■ WHAT YOU ARE ASKED TO DO ■
No pictures go into the copy. Write out exactly the lines below from the one containing "Transcribe this image's" through the one containing "Decode this image".
═══ EXERCISE INPUT
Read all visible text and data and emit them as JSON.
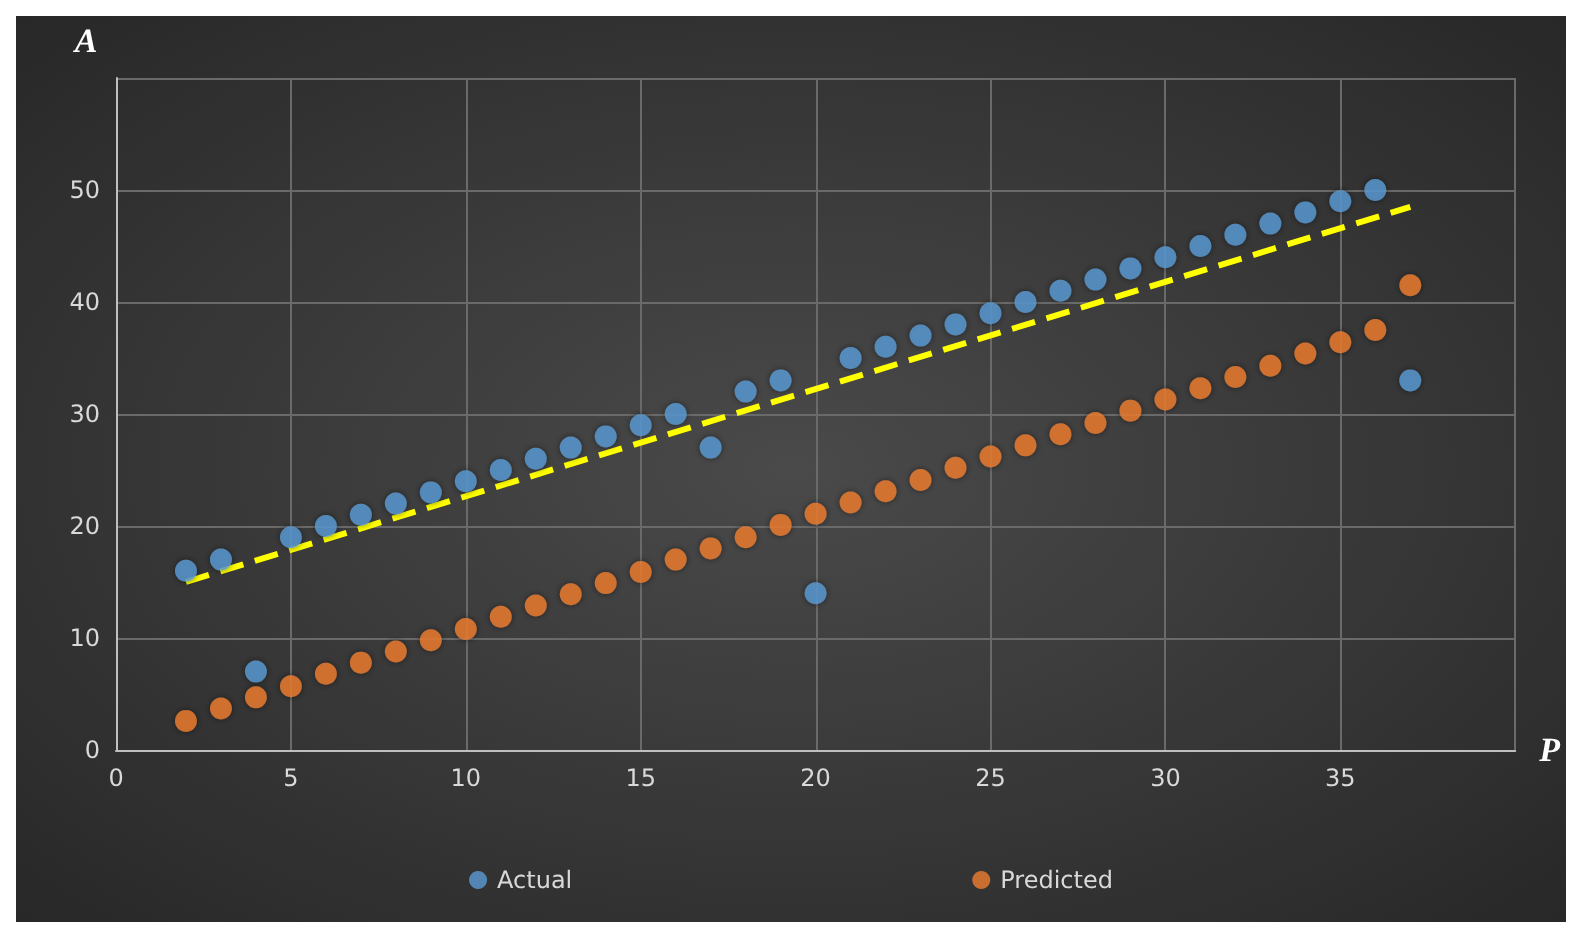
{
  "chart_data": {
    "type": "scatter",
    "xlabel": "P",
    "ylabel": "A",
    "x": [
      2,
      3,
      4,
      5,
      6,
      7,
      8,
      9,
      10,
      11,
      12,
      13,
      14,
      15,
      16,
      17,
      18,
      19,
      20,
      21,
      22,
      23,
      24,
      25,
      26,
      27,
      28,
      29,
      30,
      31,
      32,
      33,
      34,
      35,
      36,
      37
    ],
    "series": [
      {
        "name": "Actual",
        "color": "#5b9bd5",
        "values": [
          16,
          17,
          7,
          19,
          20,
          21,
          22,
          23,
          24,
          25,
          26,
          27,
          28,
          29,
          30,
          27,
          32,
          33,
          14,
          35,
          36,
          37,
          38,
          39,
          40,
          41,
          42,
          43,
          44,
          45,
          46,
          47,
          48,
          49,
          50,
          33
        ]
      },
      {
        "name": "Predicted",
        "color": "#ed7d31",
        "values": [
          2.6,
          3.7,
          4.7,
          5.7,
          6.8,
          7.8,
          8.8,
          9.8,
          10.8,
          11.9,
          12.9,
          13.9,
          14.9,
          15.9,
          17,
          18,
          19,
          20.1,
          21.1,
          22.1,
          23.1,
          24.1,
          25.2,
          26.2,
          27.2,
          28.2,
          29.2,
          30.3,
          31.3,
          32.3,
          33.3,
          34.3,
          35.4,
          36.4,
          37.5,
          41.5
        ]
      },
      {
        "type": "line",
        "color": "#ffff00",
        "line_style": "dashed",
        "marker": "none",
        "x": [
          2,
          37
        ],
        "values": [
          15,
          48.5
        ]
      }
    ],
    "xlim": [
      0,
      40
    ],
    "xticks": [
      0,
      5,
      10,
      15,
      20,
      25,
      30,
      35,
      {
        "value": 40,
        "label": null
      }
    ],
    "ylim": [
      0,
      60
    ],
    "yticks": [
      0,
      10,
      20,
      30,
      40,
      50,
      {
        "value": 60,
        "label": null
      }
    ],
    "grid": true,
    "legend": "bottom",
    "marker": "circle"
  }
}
══════
═══ EXERCISE INPUT
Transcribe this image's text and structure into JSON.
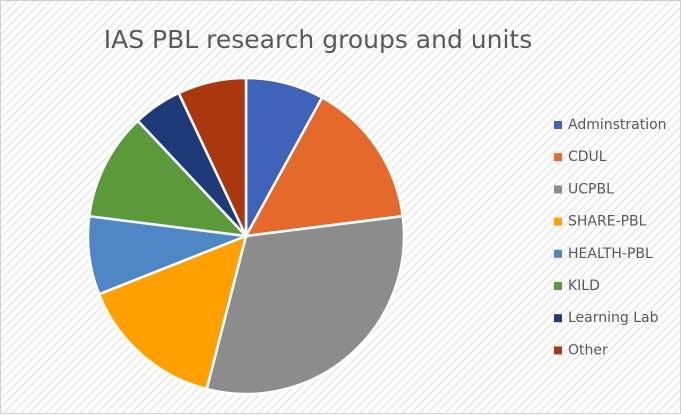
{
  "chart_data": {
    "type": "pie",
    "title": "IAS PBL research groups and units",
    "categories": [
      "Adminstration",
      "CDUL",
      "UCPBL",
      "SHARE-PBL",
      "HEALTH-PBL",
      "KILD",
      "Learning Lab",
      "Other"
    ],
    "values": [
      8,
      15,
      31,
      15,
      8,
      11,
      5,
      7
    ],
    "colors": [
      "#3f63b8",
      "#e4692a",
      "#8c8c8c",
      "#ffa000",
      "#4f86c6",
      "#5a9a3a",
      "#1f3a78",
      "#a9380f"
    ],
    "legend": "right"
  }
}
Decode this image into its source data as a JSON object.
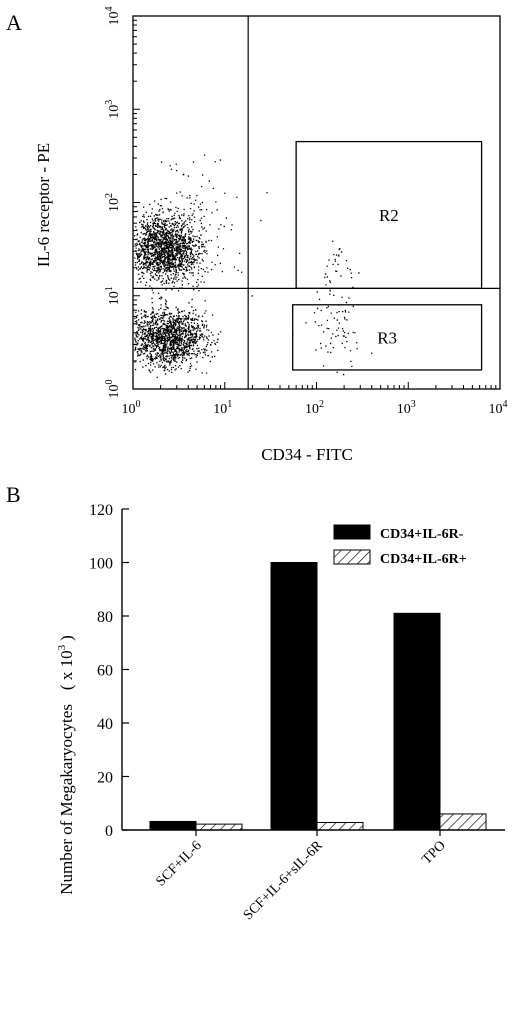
══════
■ SOLUTION TO THE PROBLEM ■
Transcribe this image's text and structure into JSON.
{
  "chart_data": {
    "type": "pie",
    "title": "IAS PBL research groups and units",
    "categories": [
      "Adminstration",
      "CDUL",
      "UCPBL",
      "SHARE-PBL",
      "HEALTH-PBL",
      "KILD",
      "Learning Lab",
      "Other"
    ],
    "values": [
      8,
      15,
      31,
      15,
      8,
      11,
      5,
      7
    ],
    "colors": [
      "#3f63b8",
      "#e4692a",
      "#8c8c8c",
      "#ffa000",
      "#4f86c6",
      "#5a9a3a",
      "#1f3a78",
      "#a9380f"
    ],
    "legend": "right"
  }
}
Decode this image into its source data as a JSON object.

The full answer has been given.